*Problem to solve:* Print all of the entries exactly, minus the pictures.

Lines of data:
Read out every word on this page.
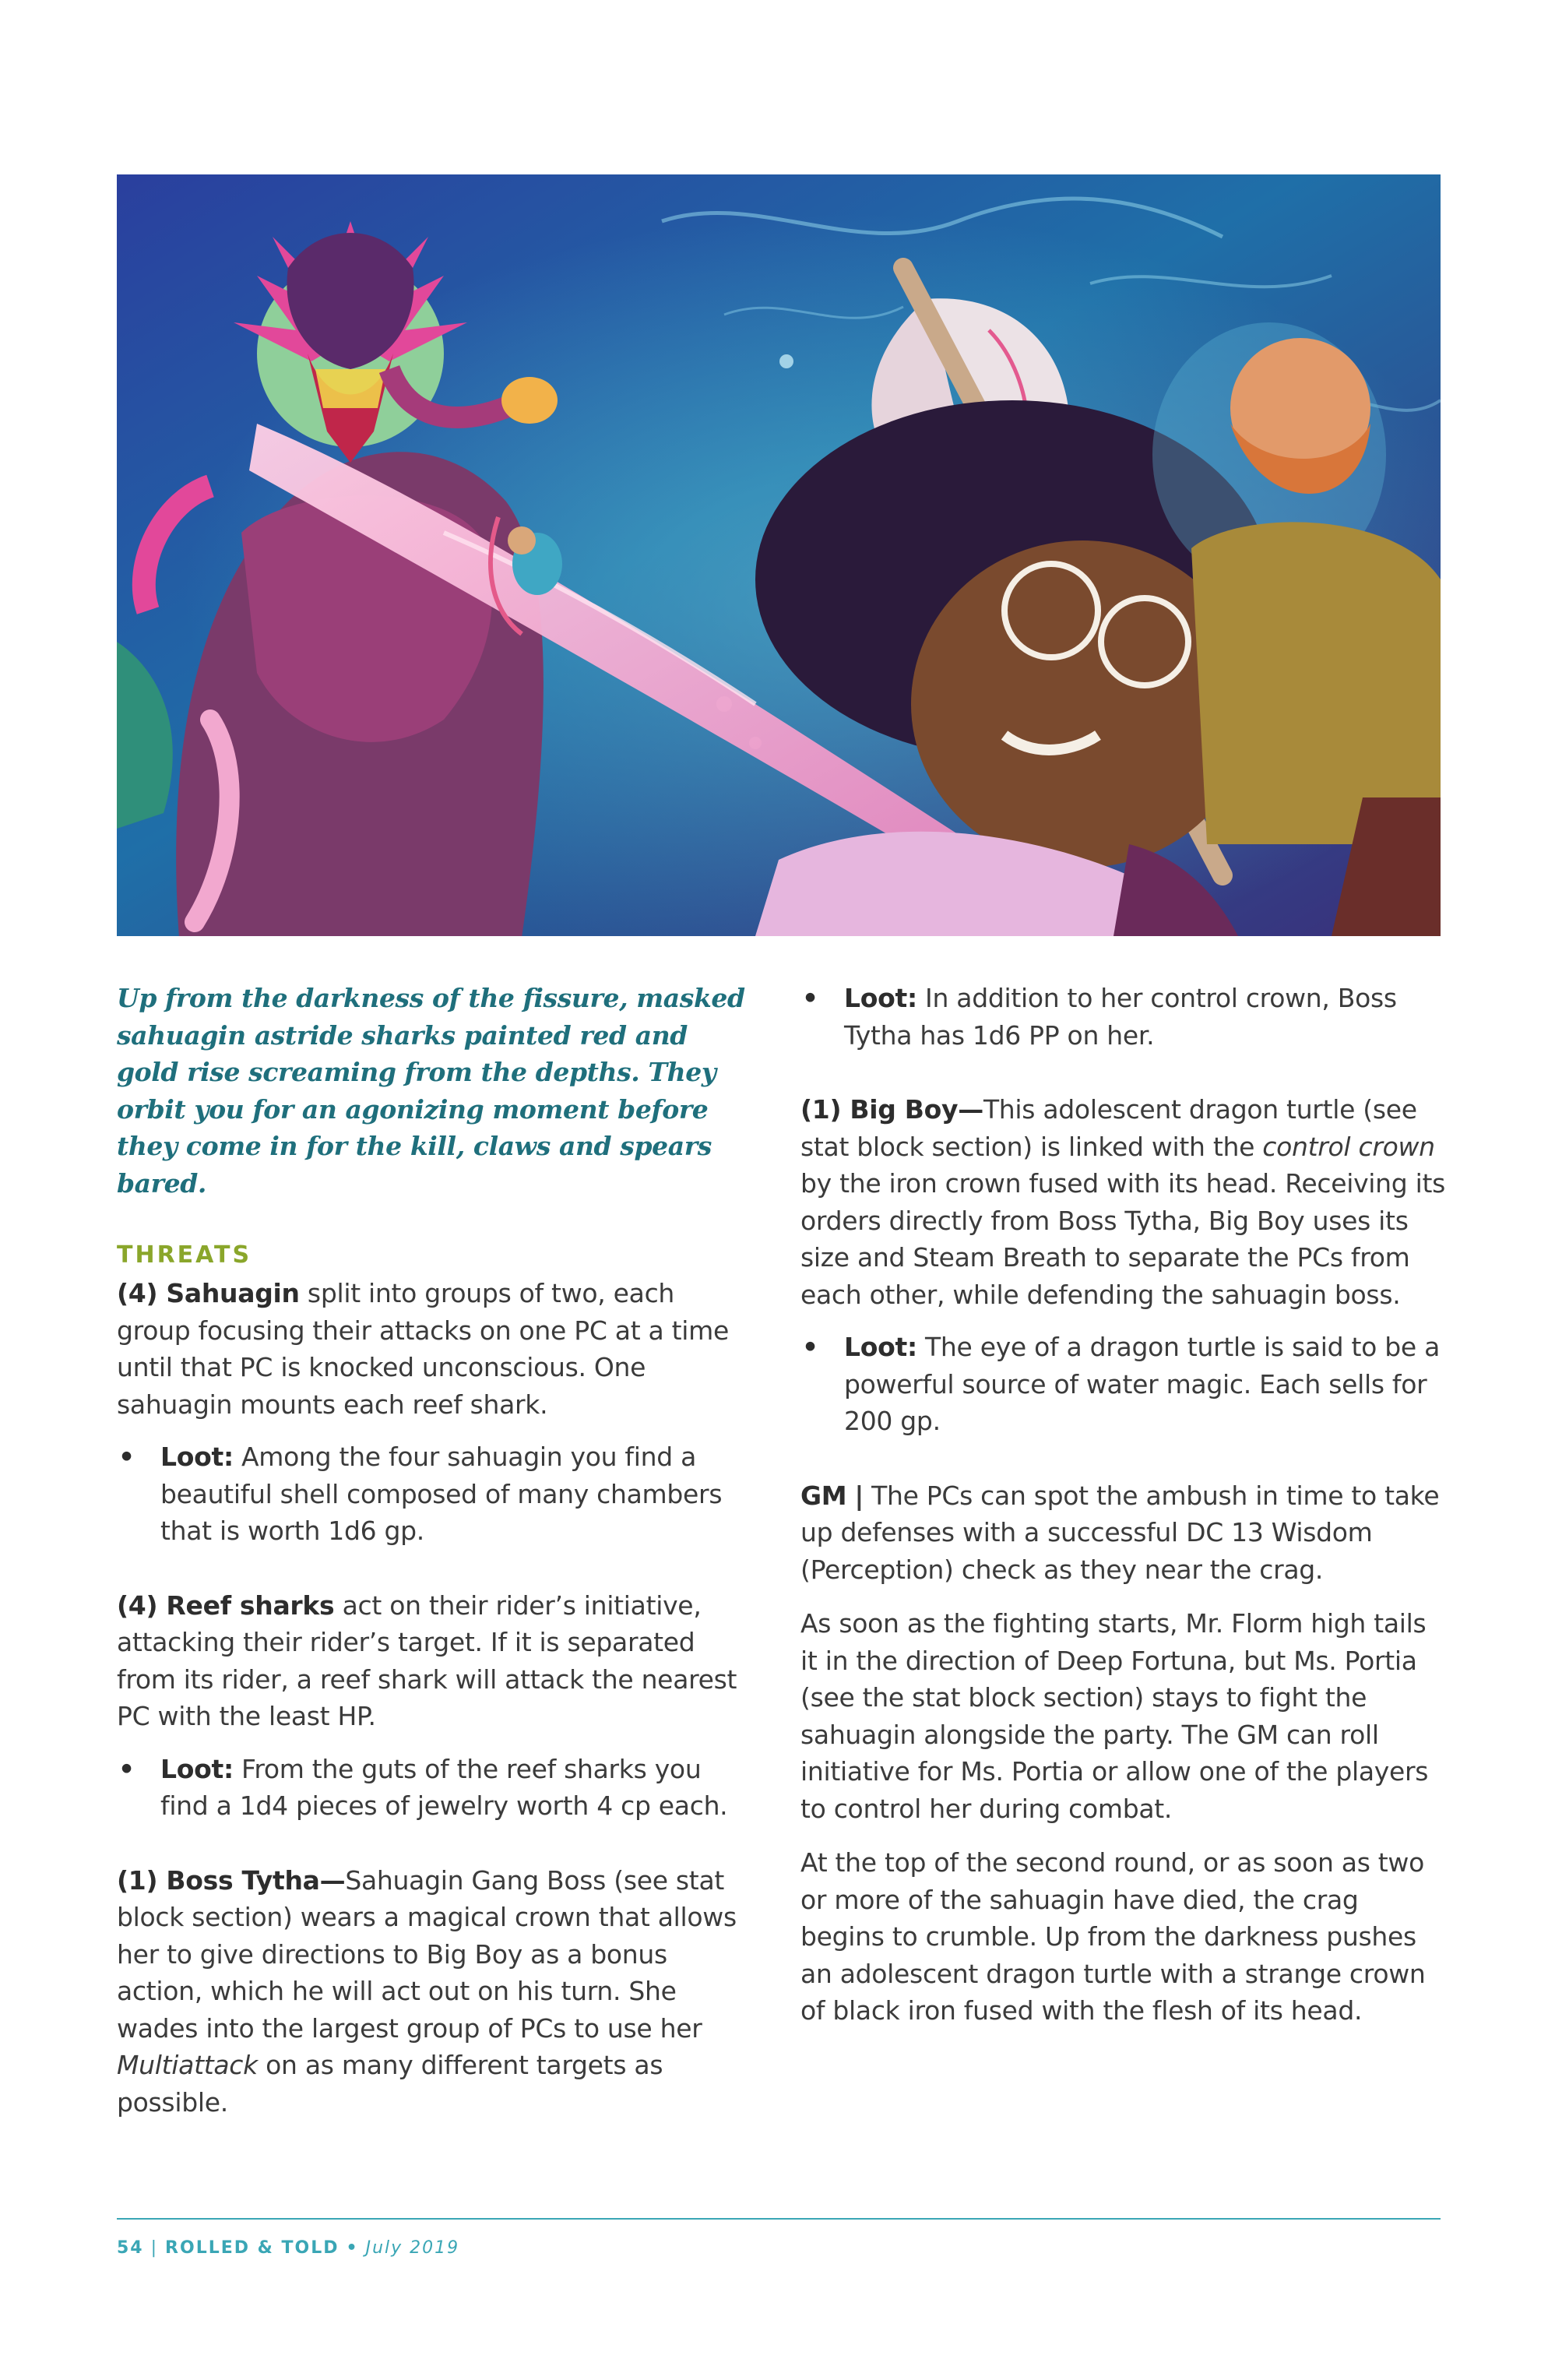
Up from the darkness of the fissure, masked sahuagin astride sharks painted red and gold rise screaming from the depths. They orbit you for an agonizing moment before they come in for the kill, claws and spears bared.

THREATS

(4) Sahuagin split into groups of two, each group focusing their attacks on one PC at a time until that PC is knocked unconscious. One sahuagin mounts each reef shark.

• Loot: Among the four sahuagin you find a beautiful shell composed of many chambers that is worth 1d6 gp.

(4) Reef sharks act on their rider’s initiative, attacking their rider’s target. If it is separated from its rider, a reef shark will attack the nearest PC with the least HP.

• Loot: From the guts of the reef sharks you find a 1d4 pieces of jewelry worth 4 cp each.

(1) Boss Tytha—Sahuagin Gang Boss (see stat block section) wears a magical crown that allows her to give directions to Big Boy as a bonus action, which he will act out on his turn. She wades into the largest group of PCs to use her Multiattack on as many different targets as possible.

• Loot: In addition to her control crown, Boss Tytha has 1d6 PP on her.

(1) Big Boy—This adolescent dragon turtle (see stat block section) is linked with the control crown by the iron crown fused with its head. Receiving its orders directly from Boss Tytha, Big Boy uses its size and Steam Breath to separate the PCs from each other, while defending the sahuagin boss.

• Loot: The eye of a dragon turtle is said to be a powerful source of water magic. Each sells for 200 gp.

GM | The PCs can spot the ambush in time to take up defenses with a successful DC 13 Wisdom (Perception) check as they near the crag.

As soon as the fighting starts, Mr. Florm high tails it in the direction of Deep Fortuna, but Ms. Portia (see the stat block section) stays to fight the sahuagin alongside the party. The GM can roll initiative for Ms. Portia or allow one of the players to control her during combat.

At the top of the second round, or as soon as two or more of the sahuagin have died, the crag begins to crumble. Up from the darkness pushes an adolescent dragon turtle with a strange crown of black iron fused with the flesh of its head.

54 | ROLLED & TOLD • July 2019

*Solution to this task:*
Read out every word on this page.
Up from the darkness of the fissure, masked sahuagin astride sharks painted red and gold rise screaming from the depths. They orbit you for an agonizing moment before they come in for the kill, claws and spears bared.

THREATS

(4) Sahuagin split into groups of two, each group focusing their attacks on one PC at a time until that PC is knocked unconscious. One sahuagin mounts each reef shark.

• Loot: Among the four sahuagin you find a beautiful shell composed of many chambers that is worth 1d6 gp.

(4) Reef sharks act on their rider’s initiative, attacking their rider’s target. If it is separated from its rider, a reef shark will attack the nearest PC with the least HP.

• Loot: From the guts of the reef sharks you find a 1d4 pieces of jewelry worth 4 cp each.

(1) Boss Tytha—Sahuagin Gang Boss (see stat block section) wears a magical crown that allows her to give directions to Big Boy as a bonus action, which he will act out on his turn. She wades into the largest group of PCs to use her Multiattack on as many different targets as possible.

• Loot: In addition to her control crown, Boss Tytha has 1d6 PP on her.

(1) Big Boy—This adolescent dragon turtle (see stat block section) is linked with the control crown by the iron crown fused with its head. Receiving its orders directly from Boss Tytha, Big Boy uses its size and Steam Breath to separate the PCs from each other, while defending the sahuagin boss.

• Loot: The eye of a dragon turtle is said to be a powerful source of water magic. Each sells for 200 gp.

GM | The PCs can spot the ambush in time to take up defenses with a successful DC 13 Wisdom (Perception) check as they near the crag.

As soon as the fighting starts, Mr. Florm high tails it in the direction of Deep Fortuna, but Ms. Portia (see the stat block section) stays to fight the sahuagin alongside the party. The GM can roll initiative for Ms. Portia or allow one of the players to control her during combat.

At the top of the second round, or as soon as two or more of the sahuagin have died, the crag begins to crumble. Up from the darkness pushes an adolescent dragon turtle with a strange crown of black iron fused with the flesh of its head.

54 | ROLLED & TOLD • July 2019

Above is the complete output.